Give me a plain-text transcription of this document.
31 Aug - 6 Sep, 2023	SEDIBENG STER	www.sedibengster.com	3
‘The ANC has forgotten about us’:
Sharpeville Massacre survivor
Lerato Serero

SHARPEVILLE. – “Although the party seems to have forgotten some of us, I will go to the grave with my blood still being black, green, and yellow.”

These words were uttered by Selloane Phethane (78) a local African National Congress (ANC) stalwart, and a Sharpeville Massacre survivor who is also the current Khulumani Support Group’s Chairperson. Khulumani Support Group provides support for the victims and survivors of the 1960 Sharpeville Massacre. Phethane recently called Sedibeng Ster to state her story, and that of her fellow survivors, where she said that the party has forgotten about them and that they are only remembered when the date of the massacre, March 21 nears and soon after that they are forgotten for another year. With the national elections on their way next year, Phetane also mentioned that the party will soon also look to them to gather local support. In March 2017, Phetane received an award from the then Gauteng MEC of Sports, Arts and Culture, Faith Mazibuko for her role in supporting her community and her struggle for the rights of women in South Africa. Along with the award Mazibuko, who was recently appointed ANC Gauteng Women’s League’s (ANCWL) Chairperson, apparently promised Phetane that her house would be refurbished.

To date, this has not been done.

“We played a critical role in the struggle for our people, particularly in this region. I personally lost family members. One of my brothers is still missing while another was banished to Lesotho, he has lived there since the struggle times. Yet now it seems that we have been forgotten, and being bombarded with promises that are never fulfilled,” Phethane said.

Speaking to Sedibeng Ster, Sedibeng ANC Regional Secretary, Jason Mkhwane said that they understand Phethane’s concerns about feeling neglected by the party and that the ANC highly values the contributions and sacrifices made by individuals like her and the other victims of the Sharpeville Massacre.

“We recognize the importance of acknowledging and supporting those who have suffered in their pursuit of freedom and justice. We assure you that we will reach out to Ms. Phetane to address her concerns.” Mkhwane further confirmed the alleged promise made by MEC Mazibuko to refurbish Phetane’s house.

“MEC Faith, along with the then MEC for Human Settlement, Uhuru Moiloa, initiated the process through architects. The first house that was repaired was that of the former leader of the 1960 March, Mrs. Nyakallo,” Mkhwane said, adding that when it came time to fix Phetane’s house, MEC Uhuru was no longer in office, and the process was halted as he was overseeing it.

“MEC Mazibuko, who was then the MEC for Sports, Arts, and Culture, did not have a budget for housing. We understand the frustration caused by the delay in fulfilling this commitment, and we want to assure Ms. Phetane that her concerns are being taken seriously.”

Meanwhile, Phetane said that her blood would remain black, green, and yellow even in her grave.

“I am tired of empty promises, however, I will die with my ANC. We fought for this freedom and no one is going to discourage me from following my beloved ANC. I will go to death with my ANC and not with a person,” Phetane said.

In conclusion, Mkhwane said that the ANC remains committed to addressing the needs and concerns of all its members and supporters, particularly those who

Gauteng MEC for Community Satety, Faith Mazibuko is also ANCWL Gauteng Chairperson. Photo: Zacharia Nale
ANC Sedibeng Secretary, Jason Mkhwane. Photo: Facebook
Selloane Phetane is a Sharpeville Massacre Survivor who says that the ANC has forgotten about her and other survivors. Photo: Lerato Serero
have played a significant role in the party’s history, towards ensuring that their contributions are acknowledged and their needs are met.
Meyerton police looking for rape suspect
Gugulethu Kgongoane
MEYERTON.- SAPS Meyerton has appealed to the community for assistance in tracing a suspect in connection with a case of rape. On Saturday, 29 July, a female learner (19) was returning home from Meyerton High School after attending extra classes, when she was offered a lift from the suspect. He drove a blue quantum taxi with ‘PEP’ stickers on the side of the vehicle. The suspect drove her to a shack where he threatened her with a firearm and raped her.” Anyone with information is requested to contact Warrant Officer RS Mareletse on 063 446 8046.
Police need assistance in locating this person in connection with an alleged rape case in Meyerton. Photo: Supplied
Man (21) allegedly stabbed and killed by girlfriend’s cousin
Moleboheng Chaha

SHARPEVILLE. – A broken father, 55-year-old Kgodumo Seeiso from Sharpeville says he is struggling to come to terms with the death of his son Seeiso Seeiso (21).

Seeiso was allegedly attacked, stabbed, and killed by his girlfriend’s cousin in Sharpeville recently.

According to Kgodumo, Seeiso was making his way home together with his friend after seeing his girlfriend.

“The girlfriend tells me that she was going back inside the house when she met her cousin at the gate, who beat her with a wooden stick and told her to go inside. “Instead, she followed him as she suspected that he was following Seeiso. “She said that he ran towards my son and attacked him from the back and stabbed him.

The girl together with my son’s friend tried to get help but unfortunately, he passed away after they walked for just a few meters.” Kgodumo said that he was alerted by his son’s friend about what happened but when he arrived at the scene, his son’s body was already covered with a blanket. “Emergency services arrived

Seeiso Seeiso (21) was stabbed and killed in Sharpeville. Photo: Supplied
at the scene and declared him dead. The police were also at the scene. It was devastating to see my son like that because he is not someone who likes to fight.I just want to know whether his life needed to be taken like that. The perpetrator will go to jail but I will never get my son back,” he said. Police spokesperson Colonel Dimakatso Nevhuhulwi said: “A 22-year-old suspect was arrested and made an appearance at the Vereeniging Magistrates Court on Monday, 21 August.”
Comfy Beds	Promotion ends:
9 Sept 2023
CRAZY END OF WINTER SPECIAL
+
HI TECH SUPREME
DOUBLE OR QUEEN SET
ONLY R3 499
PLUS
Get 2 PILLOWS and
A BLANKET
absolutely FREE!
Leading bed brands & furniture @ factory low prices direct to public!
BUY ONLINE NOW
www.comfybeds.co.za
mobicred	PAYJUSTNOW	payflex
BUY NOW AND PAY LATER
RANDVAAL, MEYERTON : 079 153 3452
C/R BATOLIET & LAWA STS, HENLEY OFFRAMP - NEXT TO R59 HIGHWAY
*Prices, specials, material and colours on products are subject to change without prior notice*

━━━

**Given instruction**
How many of the lines above include the word "Seeiso"? Respond with the number alone.

**Result for this task**
5